Pull out every line in the data that has the string "have" in it.

[begin DATA TO PROCESS]

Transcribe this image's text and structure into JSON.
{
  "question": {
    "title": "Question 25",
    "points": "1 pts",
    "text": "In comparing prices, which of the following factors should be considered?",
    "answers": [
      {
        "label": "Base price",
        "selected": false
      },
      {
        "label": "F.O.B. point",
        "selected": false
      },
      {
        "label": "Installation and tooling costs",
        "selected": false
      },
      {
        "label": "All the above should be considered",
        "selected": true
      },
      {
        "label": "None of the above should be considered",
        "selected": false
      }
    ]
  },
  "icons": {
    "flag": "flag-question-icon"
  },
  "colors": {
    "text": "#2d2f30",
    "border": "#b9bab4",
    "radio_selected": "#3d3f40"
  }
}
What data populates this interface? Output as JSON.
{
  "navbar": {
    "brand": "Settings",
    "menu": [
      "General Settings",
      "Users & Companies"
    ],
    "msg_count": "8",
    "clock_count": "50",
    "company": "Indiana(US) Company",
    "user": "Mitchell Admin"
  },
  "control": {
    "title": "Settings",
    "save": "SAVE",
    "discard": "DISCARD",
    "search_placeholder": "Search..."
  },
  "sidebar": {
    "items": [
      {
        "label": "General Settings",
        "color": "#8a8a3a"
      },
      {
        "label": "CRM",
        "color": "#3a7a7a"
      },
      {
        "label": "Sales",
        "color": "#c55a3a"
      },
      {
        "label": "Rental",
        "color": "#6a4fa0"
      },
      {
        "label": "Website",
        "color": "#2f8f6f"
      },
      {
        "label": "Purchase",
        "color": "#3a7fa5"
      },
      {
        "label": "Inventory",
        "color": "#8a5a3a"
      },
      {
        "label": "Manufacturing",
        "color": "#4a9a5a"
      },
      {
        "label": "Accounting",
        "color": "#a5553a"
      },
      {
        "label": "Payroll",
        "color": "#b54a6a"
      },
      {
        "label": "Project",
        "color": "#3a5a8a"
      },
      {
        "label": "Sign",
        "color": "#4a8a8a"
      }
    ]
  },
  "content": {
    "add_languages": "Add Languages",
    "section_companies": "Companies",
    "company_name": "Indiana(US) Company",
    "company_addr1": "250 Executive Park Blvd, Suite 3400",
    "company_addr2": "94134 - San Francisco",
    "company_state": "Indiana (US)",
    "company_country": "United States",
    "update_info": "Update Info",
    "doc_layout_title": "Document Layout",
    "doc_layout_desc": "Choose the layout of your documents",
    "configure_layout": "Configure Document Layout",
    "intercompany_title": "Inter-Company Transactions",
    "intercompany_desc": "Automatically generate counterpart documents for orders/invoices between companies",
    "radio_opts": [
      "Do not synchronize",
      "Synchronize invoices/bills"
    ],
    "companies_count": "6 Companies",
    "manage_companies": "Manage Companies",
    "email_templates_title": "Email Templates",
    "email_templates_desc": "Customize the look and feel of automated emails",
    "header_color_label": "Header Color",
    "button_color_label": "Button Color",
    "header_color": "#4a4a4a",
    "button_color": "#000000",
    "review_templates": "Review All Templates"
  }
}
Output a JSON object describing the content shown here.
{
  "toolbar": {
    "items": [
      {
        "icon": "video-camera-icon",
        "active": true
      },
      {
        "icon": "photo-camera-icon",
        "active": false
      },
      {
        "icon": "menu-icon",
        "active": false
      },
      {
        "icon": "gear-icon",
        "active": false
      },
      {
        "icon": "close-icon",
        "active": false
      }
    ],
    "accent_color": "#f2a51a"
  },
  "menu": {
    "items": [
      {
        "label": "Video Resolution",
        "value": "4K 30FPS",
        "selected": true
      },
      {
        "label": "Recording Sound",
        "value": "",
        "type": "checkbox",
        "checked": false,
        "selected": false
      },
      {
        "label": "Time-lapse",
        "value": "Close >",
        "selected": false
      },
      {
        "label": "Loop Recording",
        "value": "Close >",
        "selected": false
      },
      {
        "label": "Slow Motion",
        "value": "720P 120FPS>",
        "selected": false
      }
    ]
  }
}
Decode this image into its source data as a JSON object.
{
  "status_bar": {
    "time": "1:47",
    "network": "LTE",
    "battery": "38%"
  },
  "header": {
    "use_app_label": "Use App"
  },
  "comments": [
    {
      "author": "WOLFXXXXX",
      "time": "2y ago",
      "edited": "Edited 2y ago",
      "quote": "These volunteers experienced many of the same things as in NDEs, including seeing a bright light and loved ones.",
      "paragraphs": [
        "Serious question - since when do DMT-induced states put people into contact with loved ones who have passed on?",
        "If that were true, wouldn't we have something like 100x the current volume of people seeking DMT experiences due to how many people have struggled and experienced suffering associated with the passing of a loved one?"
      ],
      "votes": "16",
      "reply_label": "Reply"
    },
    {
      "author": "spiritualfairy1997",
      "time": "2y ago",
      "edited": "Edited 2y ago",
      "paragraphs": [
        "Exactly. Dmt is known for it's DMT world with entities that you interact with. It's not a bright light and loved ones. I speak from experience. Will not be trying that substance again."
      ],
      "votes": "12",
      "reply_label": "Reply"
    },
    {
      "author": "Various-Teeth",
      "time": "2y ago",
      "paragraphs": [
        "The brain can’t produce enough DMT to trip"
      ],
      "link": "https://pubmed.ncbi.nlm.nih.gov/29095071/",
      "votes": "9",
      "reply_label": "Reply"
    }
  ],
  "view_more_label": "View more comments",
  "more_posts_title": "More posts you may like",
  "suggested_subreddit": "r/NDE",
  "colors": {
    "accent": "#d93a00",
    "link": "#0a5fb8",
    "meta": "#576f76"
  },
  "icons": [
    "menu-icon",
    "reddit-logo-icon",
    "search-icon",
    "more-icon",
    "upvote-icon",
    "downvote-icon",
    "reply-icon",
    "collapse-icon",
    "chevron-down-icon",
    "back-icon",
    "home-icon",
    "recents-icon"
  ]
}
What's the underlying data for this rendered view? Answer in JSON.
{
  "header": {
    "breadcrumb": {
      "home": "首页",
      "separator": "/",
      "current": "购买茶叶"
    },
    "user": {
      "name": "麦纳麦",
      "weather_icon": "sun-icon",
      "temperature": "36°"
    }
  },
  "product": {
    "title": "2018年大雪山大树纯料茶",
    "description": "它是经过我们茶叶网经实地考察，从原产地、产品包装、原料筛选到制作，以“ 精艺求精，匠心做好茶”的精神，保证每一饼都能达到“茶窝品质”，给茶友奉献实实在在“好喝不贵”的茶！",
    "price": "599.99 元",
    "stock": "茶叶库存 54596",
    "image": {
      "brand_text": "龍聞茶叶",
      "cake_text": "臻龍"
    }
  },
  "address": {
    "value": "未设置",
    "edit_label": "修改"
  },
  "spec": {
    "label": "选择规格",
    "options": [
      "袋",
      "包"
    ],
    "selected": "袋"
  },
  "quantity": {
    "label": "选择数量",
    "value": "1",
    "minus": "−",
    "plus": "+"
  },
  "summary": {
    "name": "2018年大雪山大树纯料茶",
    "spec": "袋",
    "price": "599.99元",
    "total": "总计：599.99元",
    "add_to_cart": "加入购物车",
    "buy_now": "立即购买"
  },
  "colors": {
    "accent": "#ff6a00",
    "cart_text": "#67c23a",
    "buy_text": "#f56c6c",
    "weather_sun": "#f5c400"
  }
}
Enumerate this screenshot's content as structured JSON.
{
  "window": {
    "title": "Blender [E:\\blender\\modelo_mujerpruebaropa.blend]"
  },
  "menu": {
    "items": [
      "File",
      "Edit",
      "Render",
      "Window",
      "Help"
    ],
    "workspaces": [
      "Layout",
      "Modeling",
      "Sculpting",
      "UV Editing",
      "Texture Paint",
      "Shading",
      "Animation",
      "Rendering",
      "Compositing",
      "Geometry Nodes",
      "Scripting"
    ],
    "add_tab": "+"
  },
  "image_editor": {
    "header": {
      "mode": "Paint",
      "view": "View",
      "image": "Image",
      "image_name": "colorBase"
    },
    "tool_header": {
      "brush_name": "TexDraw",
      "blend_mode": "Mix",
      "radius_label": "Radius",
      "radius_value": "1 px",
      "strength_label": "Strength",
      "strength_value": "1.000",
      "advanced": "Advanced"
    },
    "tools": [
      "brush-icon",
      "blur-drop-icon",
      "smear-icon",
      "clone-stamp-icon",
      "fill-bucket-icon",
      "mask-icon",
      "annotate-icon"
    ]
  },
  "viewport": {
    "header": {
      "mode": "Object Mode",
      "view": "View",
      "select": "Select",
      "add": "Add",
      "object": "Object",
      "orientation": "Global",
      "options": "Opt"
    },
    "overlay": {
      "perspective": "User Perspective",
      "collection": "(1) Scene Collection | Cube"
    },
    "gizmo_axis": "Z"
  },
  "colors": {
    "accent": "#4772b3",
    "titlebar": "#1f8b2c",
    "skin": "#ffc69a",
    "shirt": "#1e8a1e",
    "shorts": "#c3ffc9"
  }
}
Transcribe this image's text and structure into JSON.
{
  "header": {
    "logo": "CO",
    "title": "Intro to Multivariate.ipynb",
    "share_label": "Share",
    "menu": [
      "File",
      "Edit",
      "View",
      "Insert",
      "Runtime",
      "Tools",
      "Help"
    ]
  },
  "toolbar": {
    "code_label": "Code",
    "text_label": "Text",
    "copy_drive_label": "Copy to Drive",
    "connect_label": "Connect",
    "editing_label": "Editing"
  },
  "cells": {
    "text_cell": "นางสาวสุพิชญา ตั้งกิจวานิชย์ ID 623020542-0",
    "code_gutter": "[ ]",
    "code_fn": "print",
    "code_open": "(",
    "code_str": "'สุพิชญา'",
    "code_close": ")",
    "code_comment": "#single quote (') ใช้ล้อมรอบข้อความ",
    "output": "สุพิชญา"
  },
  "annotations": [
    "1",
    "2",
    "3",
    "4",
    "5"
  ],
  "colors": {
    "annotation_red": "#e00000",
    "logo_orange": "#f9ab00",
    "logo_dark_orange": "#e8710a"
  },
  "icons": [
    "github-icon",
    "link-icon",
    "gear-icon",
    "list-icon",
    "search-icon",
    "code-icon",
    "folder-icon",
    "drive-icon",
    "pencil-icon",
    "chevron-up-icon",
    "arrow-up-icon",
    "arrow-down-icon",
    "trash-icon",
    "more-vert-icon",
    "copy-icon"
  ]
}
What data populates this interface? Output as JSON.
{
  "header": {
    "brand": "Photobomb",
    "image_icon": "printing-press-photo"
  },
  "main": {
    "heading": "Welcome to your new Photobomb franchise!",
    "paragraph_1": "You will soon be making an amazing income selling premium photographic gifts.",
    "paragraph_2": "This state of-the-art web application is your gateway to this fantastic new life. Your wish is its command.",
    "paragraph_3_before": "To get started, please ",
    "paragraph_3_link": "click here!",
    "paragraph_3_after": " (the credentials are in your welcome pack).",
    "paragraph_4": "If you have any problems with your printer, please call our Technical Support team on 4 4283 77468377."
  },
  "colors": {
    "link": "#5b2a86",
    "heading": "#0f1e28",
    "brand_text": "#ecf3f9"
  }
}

[end DATA TO PROCESS]

EXERCISE SOLUTION
        "Serious question - since when do DMT-induced states put people into contact with loved ones who have passed on?",
        "If that were true, wouldn't we have something like 100x the current volume of people seeking DMT experiences due to how many people have struggled and experienced suffering associated with the passing of a loved one?"
    "paragraph_4": "If you have any problems with your printer, please call our Technical Support team on 4 4283 77468377."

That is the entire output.